** begin Input **

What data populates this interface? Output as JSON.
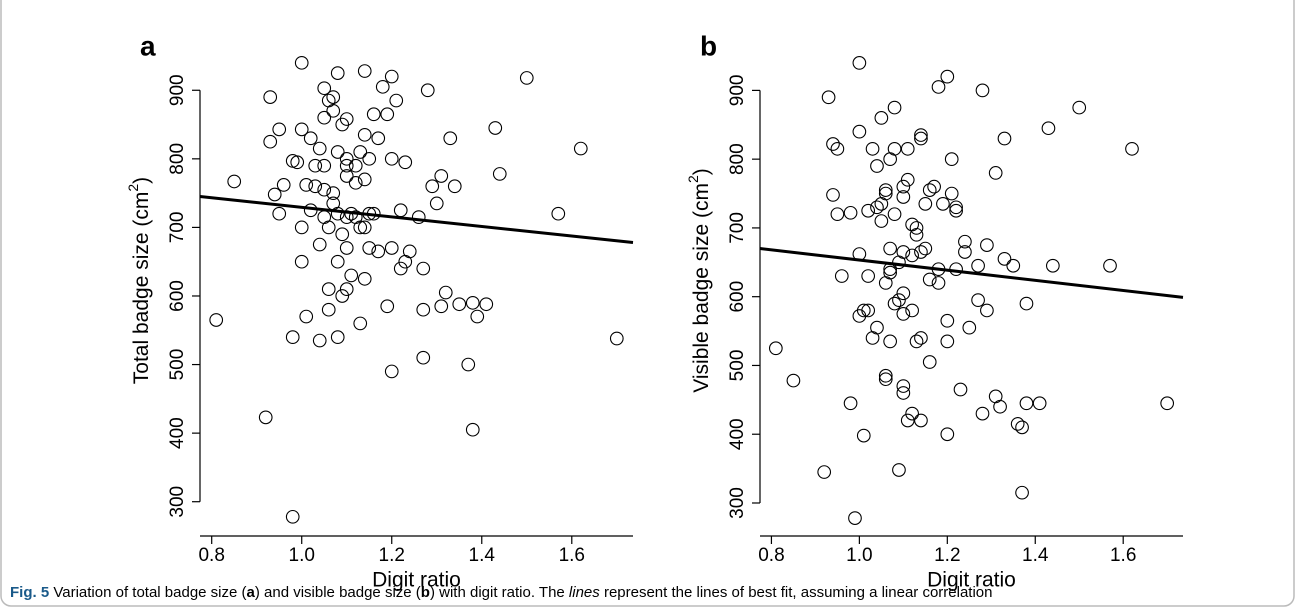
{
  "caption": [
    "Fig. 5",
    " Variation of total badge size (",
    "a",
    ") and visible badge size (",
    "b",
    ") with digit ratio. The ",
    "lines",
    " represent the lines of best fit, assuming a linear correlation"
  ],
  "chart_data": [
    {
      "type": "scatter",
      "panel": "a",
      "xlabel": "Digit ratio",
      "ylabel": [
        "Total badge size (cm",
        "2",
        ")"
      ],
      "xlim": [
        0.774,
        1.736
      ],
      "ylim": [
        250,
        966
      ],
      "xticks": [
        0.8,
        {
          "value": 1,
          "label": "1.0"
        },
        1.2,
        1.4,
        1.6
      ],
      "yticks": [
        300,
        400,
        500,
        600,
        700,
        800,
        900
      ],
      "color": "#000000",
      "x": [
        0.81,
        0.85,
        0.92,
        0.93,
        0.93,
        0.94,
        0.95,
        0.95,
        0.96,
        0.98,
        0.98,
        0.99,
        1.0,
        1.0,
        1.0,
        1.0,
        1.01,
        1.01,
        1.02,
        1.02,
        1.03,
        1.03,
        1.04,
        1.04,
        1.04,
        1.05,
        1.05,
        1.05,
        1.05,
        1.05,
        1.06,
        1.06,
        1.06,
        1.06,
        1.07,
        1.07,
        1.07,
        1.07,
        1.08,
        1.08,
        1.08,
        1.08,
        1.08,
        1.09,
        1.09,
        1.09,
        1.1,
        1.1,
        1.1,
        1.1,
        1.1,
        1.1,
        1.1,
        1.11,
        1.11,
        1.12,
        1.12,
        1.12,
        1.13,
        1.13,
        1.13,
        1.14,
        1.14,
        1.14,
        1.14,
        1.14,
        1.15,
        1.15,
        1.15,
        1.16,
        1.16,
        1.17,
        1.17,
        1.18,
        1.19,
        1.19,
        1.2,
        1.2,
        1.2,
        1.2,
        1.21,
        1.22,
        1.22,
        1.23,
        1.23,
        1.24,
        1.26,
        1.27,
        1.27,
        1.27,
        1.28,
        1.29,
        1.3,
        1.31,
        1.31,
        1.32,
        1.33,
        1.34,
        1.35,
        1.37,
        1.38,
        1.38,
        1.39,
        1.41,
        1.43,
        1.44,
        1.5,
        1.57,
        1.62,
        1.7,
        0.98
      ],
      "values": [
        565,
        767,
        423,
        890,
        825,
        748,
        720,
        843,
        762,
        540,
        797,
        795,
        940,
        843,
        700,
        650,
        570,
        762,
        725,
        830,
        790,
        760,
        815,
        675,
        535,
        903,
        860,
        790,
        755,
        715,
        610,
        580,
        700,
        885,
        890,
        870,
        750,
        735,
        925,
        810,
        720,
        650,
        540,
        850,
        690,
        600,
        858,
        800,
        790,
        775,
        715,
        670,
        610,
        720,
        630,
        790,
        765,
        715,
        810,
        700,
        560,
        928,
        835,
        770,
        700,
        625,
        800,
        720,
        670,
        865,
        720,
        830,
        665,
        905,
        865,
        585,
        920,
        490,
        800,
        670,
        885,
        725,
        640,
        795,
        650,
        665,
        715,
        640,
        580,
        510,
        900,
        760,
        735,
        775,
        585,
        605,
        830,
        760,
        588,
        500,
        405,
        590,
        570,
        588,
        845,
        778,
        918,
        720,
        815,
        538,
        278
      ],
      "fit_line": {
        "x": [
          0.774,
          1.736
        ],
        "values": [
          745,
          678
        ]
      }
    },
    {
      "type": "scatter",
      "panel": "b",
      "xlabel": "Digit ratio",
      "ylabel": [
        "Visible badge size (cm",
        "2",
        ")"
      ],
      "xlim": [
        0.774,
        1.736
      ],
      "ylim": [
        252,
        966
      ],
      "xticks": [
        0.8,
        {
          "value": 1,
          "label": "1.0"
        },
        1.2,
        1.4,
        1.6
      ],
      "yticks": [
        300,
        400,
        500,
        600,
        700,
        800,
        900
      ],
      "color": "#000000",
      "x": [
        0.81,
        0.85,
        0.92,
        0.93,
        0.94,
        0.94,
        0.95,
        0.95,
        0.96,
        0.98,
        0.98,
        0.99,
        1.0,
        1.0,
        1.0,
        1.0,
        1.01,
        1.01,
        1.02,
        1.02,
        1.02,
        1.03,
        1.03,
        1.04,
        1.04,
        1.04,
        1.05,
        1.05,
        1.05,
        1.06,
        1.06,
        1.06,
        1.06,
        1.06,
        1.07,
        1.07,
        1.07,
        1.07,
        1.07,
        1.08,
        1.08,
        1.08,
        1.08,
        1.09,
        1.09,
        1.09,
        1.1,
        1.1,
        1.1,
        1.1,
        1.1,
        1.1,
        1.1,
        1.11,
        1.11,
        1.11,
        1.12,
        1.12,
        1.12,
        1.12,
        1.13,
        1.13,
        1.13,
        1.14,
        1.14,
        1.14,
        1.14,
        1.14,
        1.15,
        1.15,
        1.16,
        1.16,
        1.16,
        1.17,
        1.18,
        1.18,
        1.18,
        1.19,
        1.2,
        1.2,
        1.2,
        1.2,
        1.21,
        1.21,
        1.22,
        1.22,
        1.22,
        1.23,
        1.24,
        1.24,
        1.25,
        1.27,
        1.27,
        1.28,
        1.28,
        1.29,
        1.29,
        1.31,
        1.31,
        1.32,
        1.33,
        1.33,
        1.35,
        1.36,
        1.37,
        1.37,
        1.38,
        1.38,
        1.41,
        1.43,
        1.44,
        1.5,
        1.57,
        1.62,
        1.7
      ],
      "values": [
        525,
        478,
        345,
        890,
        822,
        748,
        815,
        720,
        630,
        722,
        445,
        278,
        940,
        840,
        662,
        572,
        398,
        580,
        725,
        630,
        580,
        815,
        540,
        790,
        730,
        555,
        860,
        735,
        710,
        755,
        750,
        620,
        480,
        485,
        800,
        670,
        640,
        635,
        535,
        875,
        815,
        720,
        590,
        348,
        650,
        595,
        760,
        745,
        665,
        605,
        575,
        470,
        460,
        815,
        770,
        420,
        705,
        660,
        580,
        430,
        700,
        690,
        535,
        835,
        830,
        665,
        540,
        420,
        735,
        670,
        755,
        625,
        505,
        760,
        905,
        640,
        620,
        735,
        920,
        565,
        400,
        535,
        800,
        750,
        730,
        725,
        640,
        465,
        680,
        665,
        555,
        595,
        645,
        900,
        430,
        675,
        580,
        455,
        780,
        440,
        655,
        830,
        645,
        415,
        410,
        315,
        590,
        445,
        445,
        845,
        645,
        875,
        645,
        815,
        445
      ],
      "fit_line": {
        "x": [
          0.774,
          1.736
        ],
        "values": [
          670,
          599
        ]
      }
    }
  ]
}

** end Input **

In the entries above, find every line with the word "lines" and list it.

    "lines",
    " represent the lines of best fit, assuming a linear correlation"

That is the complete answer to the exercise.